Data entries for graphics:

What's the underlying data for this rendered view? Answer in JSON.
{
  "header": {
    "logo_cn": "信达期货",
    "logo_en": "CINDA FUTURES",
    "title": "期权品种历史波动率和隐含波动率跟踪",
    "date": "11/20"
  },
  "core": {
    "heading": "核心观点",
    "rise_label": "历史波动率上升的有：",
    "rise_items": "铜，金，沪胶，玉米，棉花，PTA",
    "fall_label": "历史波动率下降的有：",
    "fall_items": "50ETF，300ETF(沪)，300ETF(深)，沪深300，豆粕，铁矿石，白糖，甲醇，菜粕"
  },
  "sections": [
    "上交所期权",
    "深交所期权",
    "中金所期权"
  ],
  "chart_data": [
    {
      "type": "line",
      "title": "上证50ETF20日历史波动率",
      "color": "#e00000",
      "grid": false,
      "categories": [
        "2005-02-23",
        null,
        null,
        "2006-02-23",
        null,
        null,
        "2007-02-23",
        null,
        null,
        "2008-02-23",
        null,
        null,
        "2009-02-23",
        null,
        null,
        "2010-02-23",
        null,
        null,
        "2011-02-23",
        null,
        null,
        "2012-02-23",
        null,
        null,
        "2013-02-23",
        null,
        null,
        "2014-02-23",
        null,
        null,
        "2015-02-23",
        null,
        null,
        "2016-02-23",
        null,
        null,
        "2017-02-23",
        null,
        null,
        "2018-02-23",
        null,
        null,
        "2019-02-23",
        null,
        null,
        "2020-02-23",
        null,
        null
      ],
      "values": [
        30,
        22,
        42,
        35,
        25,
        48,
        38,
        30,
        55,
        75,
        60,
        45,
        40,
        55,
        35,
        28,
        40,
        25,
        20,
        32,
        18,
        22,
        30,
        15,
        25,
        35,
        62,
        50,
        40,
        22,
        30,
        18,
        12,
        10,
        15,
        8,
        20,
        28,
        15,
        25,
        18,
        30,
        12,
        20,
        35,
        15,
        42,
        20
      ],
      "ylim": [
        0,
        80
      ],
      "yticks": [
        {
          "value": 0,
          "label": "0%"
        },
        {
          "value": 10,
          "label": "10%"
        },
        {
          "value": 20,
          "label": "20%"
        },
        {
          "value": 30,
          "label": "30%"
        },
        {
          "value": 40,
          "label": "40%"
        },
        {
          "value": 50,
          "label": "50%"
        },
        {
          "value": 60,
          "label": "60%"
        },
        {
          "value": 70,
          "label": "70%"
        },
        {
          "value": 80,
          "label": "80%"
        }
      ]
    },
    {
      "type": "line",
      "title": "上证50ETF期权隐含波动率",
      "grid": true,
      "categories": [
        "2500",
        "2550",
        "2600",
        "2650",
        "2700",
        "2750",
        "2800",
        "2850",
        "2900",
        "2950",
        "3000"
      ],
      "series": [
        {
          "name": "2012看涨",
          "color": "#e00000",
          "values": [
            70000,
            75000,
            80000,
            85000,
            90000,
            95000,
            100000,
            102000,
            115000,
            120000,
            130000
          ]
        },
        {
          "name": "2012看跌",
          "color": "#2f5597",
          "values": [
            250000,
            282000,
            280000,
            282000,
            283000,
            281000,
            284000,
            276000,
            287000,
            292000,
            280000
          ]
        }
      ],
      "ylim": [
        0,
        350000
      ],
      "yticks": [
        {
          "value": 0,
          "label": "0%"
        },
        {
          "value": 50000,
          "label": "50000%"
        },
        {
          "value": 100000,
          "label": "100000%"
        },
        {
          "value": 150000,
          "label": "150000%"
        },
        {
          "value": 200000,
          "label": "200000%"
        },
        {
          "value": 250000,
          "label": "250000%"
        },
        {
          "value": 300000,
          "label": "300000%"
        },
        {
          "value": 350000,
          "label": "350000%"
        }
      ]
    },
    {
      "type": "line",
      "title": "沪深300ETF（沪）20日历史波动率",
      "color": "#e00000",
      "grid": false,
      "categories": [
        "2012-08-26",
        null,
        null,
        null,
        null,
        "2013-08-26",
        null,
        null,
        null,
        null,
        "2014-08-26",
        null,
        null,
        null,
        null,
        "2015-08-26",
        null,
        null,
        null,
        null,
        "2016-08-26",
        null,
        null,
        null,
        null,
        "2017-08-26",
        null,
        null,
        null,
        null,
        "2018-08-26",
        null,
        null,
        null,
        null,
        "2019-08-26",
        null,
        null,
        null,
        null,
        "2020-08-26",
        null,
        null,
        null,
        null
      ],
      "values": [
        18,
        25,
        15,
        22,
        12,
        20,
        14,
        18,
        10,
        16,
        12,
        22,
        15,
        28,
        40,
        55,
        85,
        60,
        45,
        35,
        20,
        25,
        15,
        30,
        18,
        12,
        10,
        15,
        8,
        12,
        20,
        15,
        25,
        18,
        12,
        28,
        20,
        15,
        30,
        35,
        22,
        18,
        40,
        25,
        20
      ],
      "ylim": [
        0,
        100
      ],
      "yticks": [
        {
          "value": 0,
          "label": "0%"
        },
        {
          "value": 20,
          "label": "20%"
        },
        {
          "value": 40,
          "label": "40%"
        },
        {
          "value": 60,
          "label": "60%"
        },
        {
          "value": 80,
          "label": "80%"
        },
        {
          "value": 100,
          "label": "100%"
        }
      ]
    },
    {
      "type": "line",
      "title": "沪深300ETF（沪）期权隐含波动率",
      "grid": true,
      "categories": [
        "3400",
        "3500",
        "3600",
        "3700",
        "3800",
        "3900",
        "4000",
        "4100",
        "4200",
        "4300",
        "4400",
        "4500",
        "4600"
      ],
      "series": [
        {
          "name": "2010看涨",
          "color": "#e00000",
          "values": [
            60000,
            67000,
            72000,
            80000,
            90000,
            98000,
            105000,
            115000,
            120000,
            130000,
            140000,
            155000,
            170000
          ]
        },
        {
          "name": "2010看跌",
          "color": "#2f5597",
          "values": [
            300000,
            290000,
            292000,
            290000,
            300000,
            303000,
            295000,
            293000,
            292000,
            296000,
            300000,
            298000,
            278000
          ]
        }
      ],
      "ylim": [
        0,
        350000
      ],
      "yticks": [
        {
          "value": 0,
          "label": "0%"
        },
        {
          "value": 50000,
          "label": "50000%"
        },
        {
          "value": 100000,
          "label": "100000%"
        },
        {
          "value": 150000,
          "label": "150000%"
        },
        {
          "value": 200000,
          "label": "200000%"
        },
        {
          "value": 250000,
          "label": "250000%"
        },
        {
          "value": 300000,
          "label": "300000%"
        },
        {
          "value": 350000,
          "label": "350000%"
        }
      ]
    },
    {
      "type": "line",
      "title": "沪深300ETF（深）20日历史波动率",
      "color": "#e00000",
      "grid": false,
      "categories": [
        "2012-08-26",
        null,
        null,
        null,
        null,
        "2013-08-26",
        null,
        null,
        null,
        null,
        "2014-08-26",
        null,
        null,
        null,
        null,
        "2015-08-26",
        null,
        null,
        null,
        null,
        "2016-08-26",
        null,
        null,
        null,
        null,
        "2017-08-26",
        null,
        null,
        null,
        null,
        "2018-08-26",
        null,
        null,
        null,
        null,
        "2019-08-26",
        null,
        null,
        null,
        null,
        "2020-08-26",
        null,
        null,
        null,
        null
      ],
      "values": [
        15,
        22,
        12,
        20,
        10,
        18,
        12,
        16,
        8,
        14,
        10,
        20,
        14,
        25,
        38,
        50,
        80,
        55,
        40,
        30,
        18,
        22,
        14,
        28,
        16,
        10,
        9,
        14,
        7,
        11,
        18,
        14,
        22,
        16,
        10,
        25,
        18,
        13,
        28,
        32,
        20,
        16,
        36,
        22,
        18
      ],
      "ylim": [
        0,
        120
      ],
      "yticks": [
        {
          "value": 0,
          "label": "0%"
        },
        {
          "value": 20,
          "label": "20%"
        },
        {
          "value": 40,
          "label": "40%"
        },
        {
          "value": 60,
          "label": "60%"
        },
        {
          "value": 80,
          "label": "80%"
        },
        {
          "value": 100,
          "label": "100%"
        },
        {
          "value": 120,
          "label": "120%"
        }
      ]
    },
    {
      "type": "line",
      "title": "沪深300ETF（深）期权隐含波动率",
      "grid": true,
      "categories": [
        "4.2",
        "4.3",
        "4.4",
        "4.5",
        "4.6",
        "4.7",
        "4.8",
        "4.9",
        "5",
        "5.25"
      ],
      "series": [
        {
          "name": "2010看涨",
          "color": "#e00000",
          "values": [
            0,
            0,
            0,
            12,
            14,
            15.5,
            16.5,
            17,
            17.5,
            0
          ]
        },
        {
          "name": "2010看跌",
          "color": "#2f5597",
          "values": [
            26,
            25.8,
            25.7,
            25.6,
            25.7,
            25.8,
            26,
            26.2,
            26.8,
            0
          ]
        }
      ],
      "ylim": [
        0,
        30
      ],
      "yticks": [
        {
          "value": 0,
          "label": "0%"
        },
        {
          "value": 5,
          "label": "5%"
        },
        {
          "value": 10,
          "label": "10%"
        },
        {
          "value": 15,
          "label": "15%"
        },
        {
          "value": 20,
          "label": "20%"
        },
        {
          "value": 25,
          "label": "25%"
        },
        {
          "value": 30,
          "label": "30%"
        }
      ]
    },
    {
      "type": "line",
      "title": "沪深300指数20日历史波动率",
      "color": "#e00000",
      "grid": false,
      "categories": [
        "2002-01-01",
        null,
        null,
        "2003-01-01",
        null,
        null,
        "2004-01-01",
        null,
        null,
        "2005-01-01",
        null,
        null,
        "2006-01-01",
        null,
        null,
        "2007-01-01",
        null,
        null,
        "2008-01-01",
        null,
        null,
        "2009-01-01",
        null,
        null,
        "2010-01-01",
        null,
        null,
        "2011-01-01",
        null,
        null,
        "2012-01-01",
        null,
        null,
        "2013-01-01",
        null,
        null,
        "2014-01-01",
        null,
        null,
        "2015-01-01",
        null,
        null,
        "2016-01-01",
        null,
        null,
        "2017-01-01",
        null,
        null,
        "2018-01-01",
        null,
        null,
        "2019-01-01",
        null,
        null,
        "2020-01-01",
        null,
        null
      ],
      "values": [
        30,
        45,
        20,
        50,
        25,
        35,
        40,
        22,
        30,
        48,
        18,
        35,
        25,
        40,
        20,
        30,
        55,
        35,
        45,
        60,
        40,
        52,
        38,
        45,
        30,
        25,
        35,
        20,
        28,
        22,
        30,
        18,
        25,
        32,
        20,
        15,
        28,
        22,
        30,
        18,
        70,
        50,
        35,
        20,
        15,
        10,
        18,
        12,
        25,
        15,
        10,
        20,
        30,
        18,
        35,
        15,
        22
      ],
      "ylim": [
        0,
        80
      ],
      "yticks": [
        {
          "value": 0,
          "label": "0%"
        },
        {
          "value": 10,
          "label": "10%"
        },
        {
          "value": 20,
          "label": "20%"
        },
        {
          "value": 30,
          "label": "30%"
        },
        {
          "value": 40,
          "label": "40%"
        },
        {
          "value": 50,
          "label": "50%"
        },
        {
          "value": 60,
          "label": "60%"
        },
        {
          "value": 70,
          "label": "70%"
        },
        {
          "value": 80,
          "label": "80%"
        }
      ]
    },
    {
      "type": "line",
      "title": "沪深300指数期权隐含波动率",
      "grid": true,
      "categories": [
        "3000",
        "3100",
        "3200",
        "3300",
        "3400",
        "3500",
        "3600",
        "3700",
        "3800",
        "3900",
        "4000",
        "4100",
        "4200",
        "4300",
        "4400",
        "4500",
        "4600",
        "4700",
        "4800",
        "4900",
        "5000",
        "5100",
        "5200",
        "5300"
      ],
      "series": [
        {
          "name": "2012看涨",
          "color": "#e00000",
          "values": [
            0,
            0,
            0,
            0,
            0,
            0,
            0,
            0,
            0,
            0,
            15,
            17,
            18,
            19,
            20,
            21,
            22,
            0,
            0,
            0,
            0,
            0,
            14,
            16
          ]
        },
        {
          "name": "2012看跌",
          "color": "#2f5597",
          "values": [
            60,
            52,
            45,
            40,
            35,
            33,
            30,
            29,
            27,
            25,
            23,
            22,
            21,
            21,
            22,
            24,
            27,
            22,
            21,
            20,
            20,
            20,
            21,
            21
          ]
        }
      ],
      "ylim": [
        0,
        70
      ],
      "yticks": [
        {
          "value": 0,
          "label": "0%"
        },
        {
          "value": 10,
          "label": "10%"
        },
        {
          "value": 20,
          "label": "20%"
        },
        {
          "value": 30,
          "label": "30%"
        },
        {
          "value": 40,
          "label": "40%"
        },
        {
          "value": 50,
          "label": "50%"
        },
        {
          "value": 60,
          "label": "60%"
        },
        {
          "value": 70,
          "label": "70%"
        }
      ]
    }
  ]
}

* **Work to do**
Using the listing above, return all lines where the word "title" occurs.

* **Result of this exercise**
    "title": "期权品种历史波动率和隐含波动率跟踪",
      "title": "上证50ETF20日历史波动率",
      "title": "上证50ETF期权隐含波动率",
      "title": "沪深300ETF（沪）20日历史波动率",
      "title": "沪深300ETF（沪）期权隐含波动率",
      "title": "沪深300ETF（深）20日历史波动率",
      "title": "沪深300ETF（深）期权隐含波动率",
      "title": "沪深300指数20日历史波动率",
      "title": "沪深300指数期权隐含波动率",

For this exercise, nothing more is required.